• [GIVEN TASK]: Copy the lines from the one containing "y-left-tick-label: 4000 — [23, 343, 56, 360]" up to and including the one containing "x-tick-label: 2024 — [256, 488, 289, 505]", keeping each line unchanged.
** Start of PROVIDED RECORDS **
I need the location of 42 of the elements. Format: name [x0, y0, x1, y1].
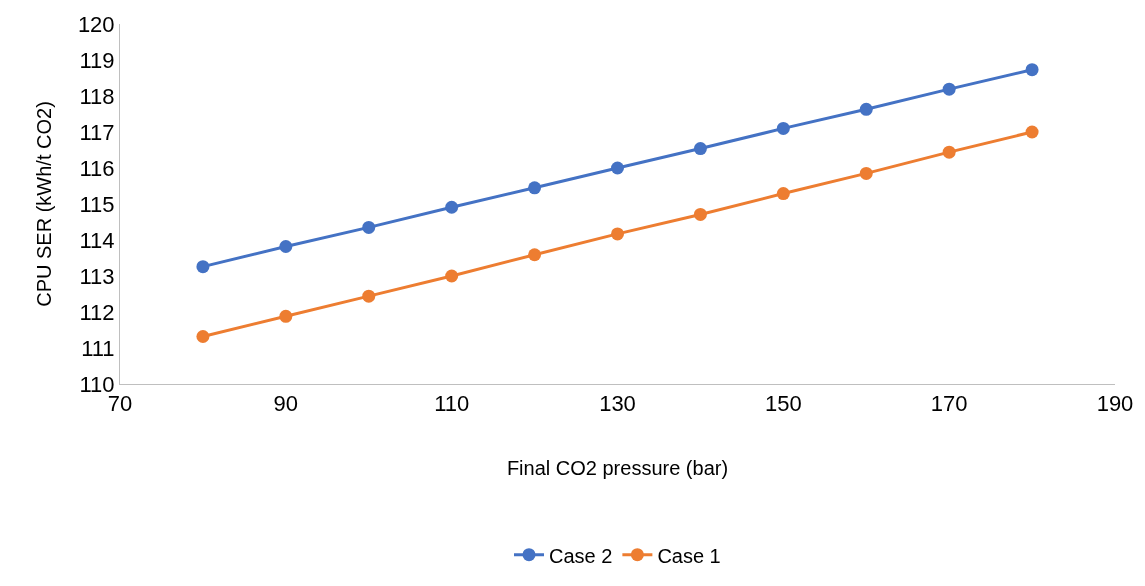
point: [196, 260, 210, 274]
point: [362, 220, 376, 234]
y-axis-title: CPU SER (kWh/t CO2): [33, 101, 56, 307]
x-tick-label: 190: [1096, 391, 1134, 417]
y-tick-label: 111: [81, 335, 115, 361]
x-tick-label: 150: [764, 391, 802, 417]
point: [776, 187, 790, 201]
x-tick-label: 90: [273, 391, 299, 417]
point: [693, 142, 707, 156]
point: [445, 269, 459, 283]
y-tick-label: 117: [79, 119, 115, 145]
point: [445, 200, 459, 214]
point: [859, 166, 873, 180]
x-tick-label: 130: [599, 391, 636, 417]
point: [859, 102, 873, 116]
point: [611, 161, 624, 175]
point: [1025, 63, 1039, 77]
x-tick-label: 170: [930, 391, 968, 417]
y-tick-label: 119: [79, 47, 115, 73]
legend-label: Case 1: [657, 544, 721, 567]
x-tick-label: 110: [434, 391, 470, 417]
point: [1025, 125, 1039, 139]
point: [611, 227, 624, 241]
point: [279, 309, 293, 323]
y-tick-label: 114: [79, 227, 115, 253]
point: [362, 289, 376, 303]
x-axis-title: Final CO2 pressure (bar): [506, 456, 729, 479]
y-tick-label: 118: [79, 83, 115, 109]
point: [942, 82, 956, 96]
y-tick-label: 120: [77, 11, 115, 37]
point: [196, 329, 210, 343]
y-tick-label: 115: [79, 191, 115, 217]
point: [776, 121, 790, 135]
point: [942, 145, 956, 159]
point: [528, 181, 542, 195]
y-tick-label: 112: [79, 299, 115, 325]
y-tick-label: 113: [79, 263, 115, 289]
legend-label: Case 2: [549, 544, 613, 567]
y-tick-label: 116: [79, 155, 115, 181]
point: [528, 248, 542, 262]
point: [279, 239, 293, 253]
point: [693, 207, 707, 221]
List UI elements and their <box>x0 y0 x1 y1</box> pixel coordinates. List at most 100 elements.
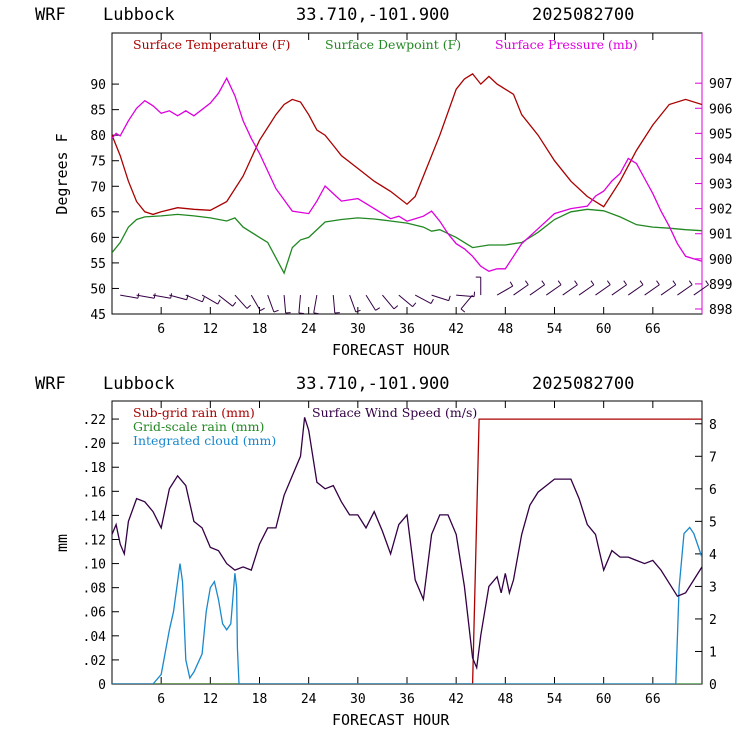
wind-barb <box>136 293 156 299</box>
y-tick-label: 0 <box>98 678 106 693</box>
wind-barb <box>660 280 677 296</box>
wind-barb <box>298 295 304 314</box>
header-site-2: Lubbock <box>103 374 175 394</box>
wind-barb <box>398 294 417 308</box>
y-tick-label: .10 <box>83 558 106 573</box>
wind-barb <box>627 280 644 296</box>
wind-barb <box>644 280 660 296</box>
y-tick-label: .08 <box>83 582 106 597</box>
header-site: Lubbock <box>103 5 175 25</box>
x-tick-label: 66 <box>645 692 661 707</box>
header-model: WRF <box>35 5 66 25</box>
x-tick-label: 30 <box>350 322 366 337</box>
wind-barb <box>693 280 709 296</box>
x-tick-label: 6 <box>157 692 165 707</box>
y2-tick-label: 906 <box>709 102 732 117</box>
y2-tick-label: 904 <box>709 152 733 167</box>
wind-barb <box>365 294 381 311</box>
wind-barb <box>313 295 319 315</box>
series-line-integrated-cloud-mm <box>112 526 702 684</box>
y2-tick-label: 7 <box>709 450 717 465</box>
wind-barb <box>460 294 473 313</box>
y2-tick-label: 901 <box>709 228 732 243</box>
wind-barb <box>677 280 693 296</box>
wind-barb <box>267 294 279 313</box>
x-tick-label: 60 <box>596 692 612 707</box>
x-tick-label: 12 <box>203 322 219 337</box>
y-tick-label: 90 <box>90 78 106 93</box>
wind-barb <box>185 294 205 303</box>
y2-tick-label: 903 <box>709 178 732 193</box>
y2-tick-label: 905 <box>709 127 732 142</box>
ticks-top: 6 12 18 24 30 36 42 48 54 60 66 45 50 55 60 65 70 75 80 85 9… <box>90 33 733 337</box>
legend-surface-temperature: Surface Temperature (F) <box>133 37 290 52</box>
y2-tick-label: 3 <box>709 580 717 595</box>
x-tick-label: 60 <box>596 322 612 337</box>
y-tick-label: 60 <box>90 231 106 246</box>
header-init-2: 2025082700 <box>532 374 634 394</box>
wind-barb <box>283 295 291 314</box>
wind-barb <box>546 280 562 296</box>
wind-barb <box>562 280 578 296</box>
series-line-surface-dewpoint-f <box>112 208 702 275</box>
wind-barb <box>332 295 340 314</box>
header-coords: 33.710,-101.900 <box>296 5 450 25</box>
y-tick-label: .12 <box>83 533 106 548</box>
y-tick-label: 65 <box>90 206 106 221</box>
wind-barb <box>414 294 434 304</box>
wind-barb <box>201 294 221 305</box>
y-tick-label: .06 <box>83 606 106 621</box>
x-tick-label: 54 <box>547 692 563 707</box>
y2-tick-label: 2 <box>709 613 717 628</box>
series-top <box>112 73 702 275</box>
wind-barb <box>578 280 595 296</box>
y-tick-label: 50 <box>90 282 106 297</box>
series-line-surface-pressure-mb <box>112 76 702 273</box>
y2-tick-label: 1 <box>709 645 717 660</box>
legend-gridscale-rain: Grid-scale rain (mm) <box>133 419 264 434</box>
x-tick-label: 18 <box>252 322 268 337</box>
panel-precipitation: WRF Lubbock 33.710,-101.900 2025082700 S… <box>35 374 717 729</box>
y-tick-label: .04 <box>83 630 107 645</box>
y-tick-label: 45 <box>90 308 106 323</box>
x-tick-label: 30 <box>350 692 366 707</box>
panel-temperature: WRF Lubbock 33.710,-101.900 2025082700 S… <box>35 5 733 359</box>
y2-tick-label: 4 <box>709 548 717 563</box>
y-axis-label-top: Degrees F <box>53 133 71 214</box>
y-tick-label: .14 <box>83 509 107 524</box>
y2-tick-label: 907 <box>709 77 732 92</box>
wind-barb <box>529 280 546 296</box>
y2-tick-label: 900 <box>709 253 732 268</box>
wind-barb <box>169 294 189 301</box>
y2-tick-label: 902 <box>709 203 732 218</box>
y-tick-label: 75 <box>90 155 106 170</box>
y2-tick-label: 8 <box>709 418 717 433</box>
wind-barb <box>152 293 173 299</box>
y-tick-label: 85 <box>90 104 106 119</box>
series-line-surface-temperature-f <box>112 73 702 216</box>
wind-barb <box>218 294 237 307</box>
series-line-sub-grid-rain-mm <box>112 418 702 684</box>
wind-barb <box>234 294 252 309</box>
wind-barb <box>382 294 399 310</box>
series-line-surface-wind-speed-m-s <box>112 417 702 671</box>
x-tick-label: 6 <box>157 322 165 337</box>
x-axis-label-bottom: FORECAST HOUR <box>332 711 450 729</box>
wind-barb <box>475 276 482 296</box>
x-tick-label: 48 <box>498 692 514 707</box>
wind-barb <box>431 294 451 302</box>
wind-barbs <box>120 276 709 315</box>
x-tick-label: 24 <box>301 322 317 337</box>
x-tick-label: 42 <box>448 692 464 707</box>
y-tick-label: 70 <box>90 180 106 195</box>
wind-barb <box>595 280 611 296</box>
y-tick-label: .18 <box>83 461 106 476</box>
wind-barb <box>496 281 514 296</box>
y-tick-label: .20 <box>83 437 106 452</box>
y-tick-label: .02 <box>83 654 106 669</box>
y2-tick-label: 899 <box>709 278 732 293</box>
y2-tick-label: 0 <box>709 678 717 693</box>
y-tick-label: .16 <box>83 485 106 500</box>
y-axis-label-bottom: mm <box>53 534 71 552</box>
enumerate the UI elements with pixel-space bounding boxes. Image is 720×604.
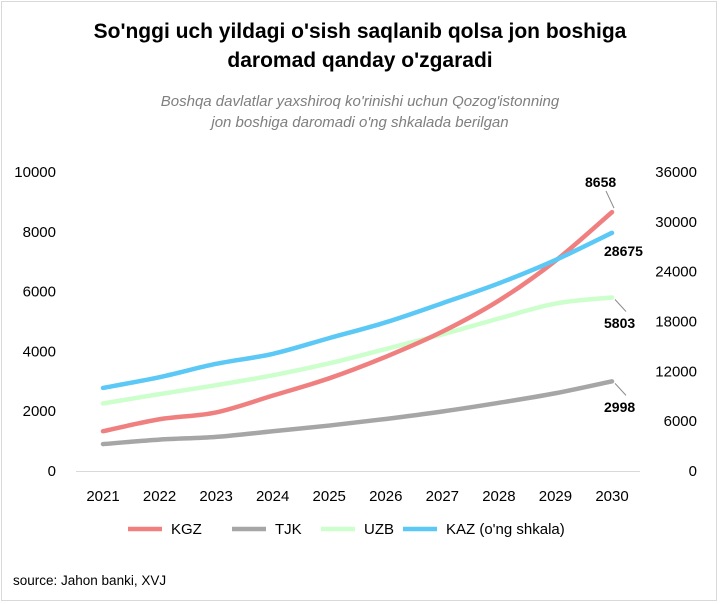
y-left-tick-label: 4000 — [23, 343, 56, 360]
chart-subtitle-line-1: Boshqa davlatlar yaxshiroq ko'rinishi uc… — [160, 93, 560, 110]
chart-title-line-1: So'nggi uch yildagi o'sish saqlanib qols… — [93, 20, 627, 43]
y-right-tick-label: 12000 — [655, 363, 697, 380]
series-line-tjk — [100, 379, 615, 447]
legend-label-kgz: KGZ — [171, 521, 202, 538]
data-label-leader-tjk — [614, 383, 627, 396]
series-line-kgz — [100, 209, 615, 434]
y-left-tick-label: 8000 — [23, 224, 56, 241]
y-right-tick-label: 0 — [689, 463, 697, 480]
x-tick-label: 2030 — [595, 488, 628, 505]
x-tick-label: 2022 — [143, 488, 176, 505]
series-line-uzb — [100, 295, 615, 406]
series-line-kaz — [100, 230, 615, 391]
x-tick-label: 2021 — [86, 488, 119, 505]
data-label-leader-uzb — [614, 299, 627, 312]
y-right-tick-label: 24000 — [655, 264, 697, 281]
y-right-tick-label: 18000 — [655, 314, 697, 331]
x-tick-label: 2026 — [369, 488, 402, 505]
y-left-tick-label: 0 — [48, 463, 56, 480]
x-tick-label: 2024 — [256, 488, 289, 505]
data-label-leader-kgz — [605, 190, 615, 209]
data-label-uzb: 5803 — [604, 315, 635, 331]
chart-subtitle-line-2: jon boshiga daromadi o'ng shkalada beril… — [211, 114, 509, 131]
data-label-kaz: 28675 — [604, 243, 643, 259]
y-right-tick-label: 36000 — [655, 164, 697, 181]
legend-label-uzb: UZB — [364, 521, 394, 538]
x-tick-label: 2027 — [426, 488, 459, 505]
legend-label-tjk: TJK — [275, 521, 302, 538]
data-label-tjk: 2998 — [604, 399, 635, 415]
y-left-tick-label: 2000 — [23, 403, 56, 420]
x-tick-label: 2029 — [539, 488, 572, 505]
x-tick-label: 2028 — [482, 488, 515, 505]
x-tick-label: 2023 — [199, 488, 232, 505]
y-left-tick-label: 6000 — [23, 284, 56, 301]
legend-label-kaz: KAZ (o'ng shkala) — [446, 521, 565, 538]
y-right-tick-label: 30000 — [655, 214, 697, 231]
x-tick-label: 2025 — [313, 488, 346, 505]
y-right-tick-label: 6000 — [664, 413, 697, 430]
data-label-kgz: 8658 — [585, 174, 616, 190]
source-note: source: Jahon banki, XVJ — [13, 573, 167, 588]
chart-title-line-2: daromad qanday o'zgaradi — [227, 49, 493, 72]
y-left-tick-label: 10000 — [14, 164, 56, 181]
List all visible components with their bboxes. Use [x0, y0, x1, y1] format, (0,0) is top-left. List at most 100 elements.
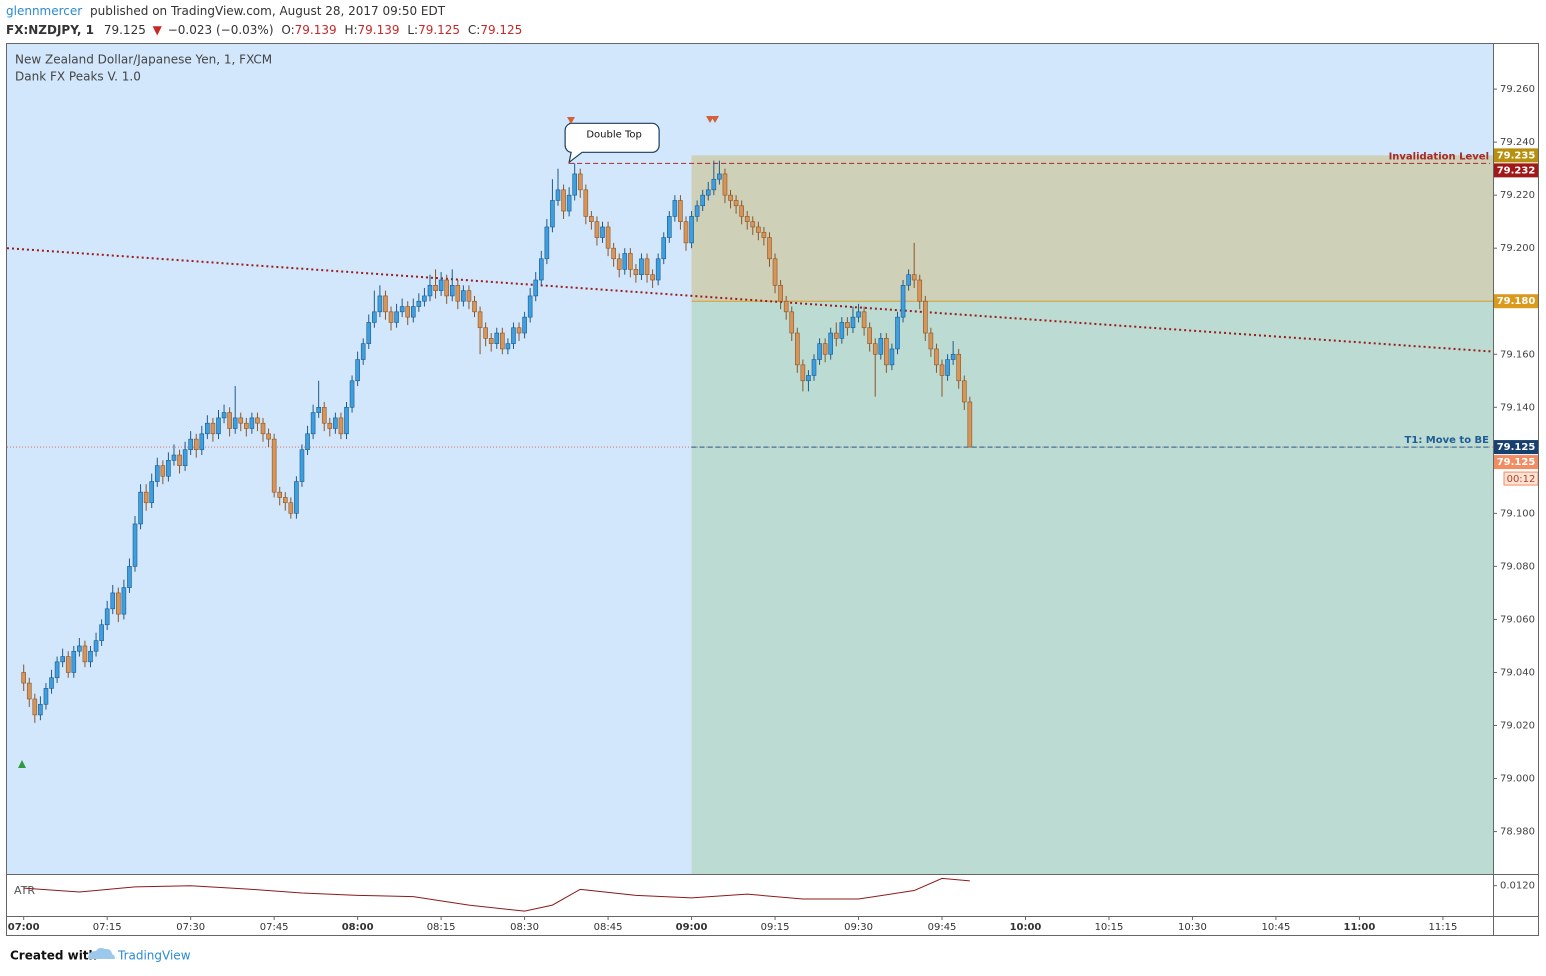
- candle-body: [49, 677, 54, 689]
- candle-body: [188, 438, 193, 451]
- x-tick-label: 07:15: [93, 922, 122, 933]
- candle-body: [232, 417, 238, 429]
- x-tick-label: 08:30: [510, 922, 539, 933]
- candle-body: [550, 200, 555, 228]
- candle-body: [889, 348, 895, 366]
- last-price: 79.125: [104, 23, 146, 37]
- candle-body: [711, 178, 717, 191]
- candle-body: [104, 608, 110, 626]
- candle-body: [611, 247, 616, 260]
- candle-body: [294, 481, 299, 514]
- user-name[interactable]: glennmercer: [6, 4, 82, 18]
- candle-body: [21, 672, 26, 684]
- candle-body: [32, 698, 38, 716]
- candle-body: [806, 375, 811, 382]
- y-tick-label: 79.000: [1500, 774, 1535, 785]
- candle-body: [950, 353, 956, 360]
- y-tick-label: 79.160: [1500, 349, 1535, 360]
- candle-body: [589, 216, 594, 222]
- h-label: H:: [344, 23, 357, 37]
- candle-body: [600, 226, 605, 238]
- candle-body: [594, 221, 600, 238]
- candle-body: [394, 311, 399, 323]
- candle-body: [177, 454, 182, 466]
- peak-marker: [711, 116, 719, 123]
- y-tick-label: 79.040: [1500, 667, 1535, 678]
- candle-body: [171, 454, 177, 461]
- x-tick-label: 08:15: [427, 922, 456, 933]
- candle-body: [872, 343, 878, 355]
- candle-body: [160, 465, 166, 477]
- candle-body: [321, 406, 327, 424]
- candle-body: [416, 300, 422, 307]
- c-label: C:: [468, 23, 480, 37]
- price-label: 79.180: [1497, 296, 1536, 307]
- candle-body: [650, 274, 655, 281]
- candle-body: [65, 656, 71, 673]
- candle-body: [633, 269, 639, 276]
- candle-body: [722, 173, 728, 196]
- candle-body: [655, 258, 661, 281]
- candle-body: [934, 348, 939, 366]
- x-tick-label: 09:00: [676, 922, 708, 933]
- x-tick-label: 07:45: [260, 922, 289, 933]
- candle-body: [666, 216, 672, 238]
- candle-body: [761, 231, 767, 238]
- candle-body: [878, 338, 884, 355]
- candle-body: [116, 592, 121, 615]
- countdown: 00:12: [1507, 474, 1536, 485]
- trough-marker: [18, 760, 26, 768]
- footer-brand[interactable]: TradingView: [117, 949, 191, 963]
- candle-body: [884, 338, 889, 366]
- candle-body: [639, 258, 644, 276]
- candle-body: [305, 433, 310, 451]
- candle-body: [383, 295, 388, 313]
- x-tick-label: 10:15: [1095, 922, 1124, 933]
- candle-body: [266, 433, 271, 440]
- candle-body: [255, 417, 260, 424]
- candle-body: [433, 285, 438, 291]
- candle-body: [472, 300, 477, 313]
- x-tick-label: 08:45: [594, 922, 623, 933]
- price-label: 79.232: [1497, 165, 1536, 176]
- candle-body: [566, 194, 572, 212]
- y-tick-label: 79.100: [1500, 508, 1535, 519]
- candle-body: [221, 412, 227, 419]
- x-tick-label: 07:00: [8, 922, 40, 933]
- change-arrow: ▼: [153, 23, 163, 37]
- candle-body: [93, 640, 99, 652]
- brand-logo: [88, 947, 115, 959]
- candle-body: [244, 422, 249, 429]
- candle-body: [210, 422, 216, 435]
- target-zone: [691, 301, 1493, 874]
- candle-body: [461, 290, 466, 302]
- l-label: L:: [407, 23, 418, 37]
- callout-bubble: [564, 122, 660, 164]
- candle-body: [778, 285, 783, 302]
- candle-body: [700, 194, 705, 207]
- candle-body: [355, 359, 360, 382]
- candle-body: [477, 311, 483, 329]
- candle-body: [344, 406, 349, 435]
- candle-body: [333, 417, 338, 429]
- candle-body: [299, 449, 305, 482]
- candle-body: [900, 285, 906, 318]
- header-line: glennmercer published on TradingView.com…: [6, 4, 446, 18]
- indicator-name: Dank FX Peaks V. 1.0: [15, 70, 141, 84]
- price-label: 79.125: [1497, 457, 1536, 468]
- candle-body: [544, 226, 550, 260]
- y-tick-label: 79.060: [1500, 614, 1535, 625]
- candle-body: [939, 364, 945, 376]
- candle-body: [867, 327, 872, 344]
- candle-body: [739, 205, 744, 217]
- level-label: Invalidation Level: [1389, 151, 1489, 162]
- candle-body: [500, 332, 505, 350]
- candle-body: [744, 216, 750, 222]
- candle-body: [717, 173, 722, 180]
- candle-body: [410, 306, 416, 318]
- atr-tick-label: 0.0120: [1500, 881, 1535, 892]
- candle-body: [516, 327, 522, 334]
- candle-body: [678, 200, 683, 222]
- candle-body: [505, 343, 511, 350]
** End of PROVIDED RECORDS **
• [ANSWER BELOW]:
y-left-tick-label: 4000 — [23, 343, 56, 360]
chart-subtitle-line-1: Boshqa davlatlar yaxshiroq ko'rinishi uc… — [160, 93, 560, 110]
chart-title-line-1: So'nggi uch yildagi o'sish saqlanib qols… — [93, 20, 627, 43]
y-right-tick-label: 12000 — [655, 363, 697, 380]
series-line-tjk — [100, 379, 615, 447]
legend-label-kgz: KGZ — [171, 521, 202, 538]
data-label-leader-tjk — [614, 383, 627, 396]
series-line-kgz — [100, 209, 615, 434]
y-left-tick-label: 8000 — [23, 224, 56, 241]
y-right-tick-label: 0 — [689, 463, 697, 480]
x-tick-label: 2030 — [595, 488, 628, 505]
x-tick-label: 2022 — [143, 488, 176, 505]
series-line-uzb — [100, 295, 615, 406]
series-line-kaz — [100, 230, 615, 391]
x-tick-label: 2021 — [86, 488, 119, 505]
data-label-leader-uzb — [614, 299, 627, 312]
y-right-tick-label: 24000 — [655, 264, 697, 281]
y-right-tick-label: 18000 — [655, 314, 697, 331]
x-tick-label: 2026 — [369, 488, 402, 505]
y-left-tick-label: 0 — [48, 463, 56, 480]
x-tick-label: 2024 — [256, 488, 289, 505]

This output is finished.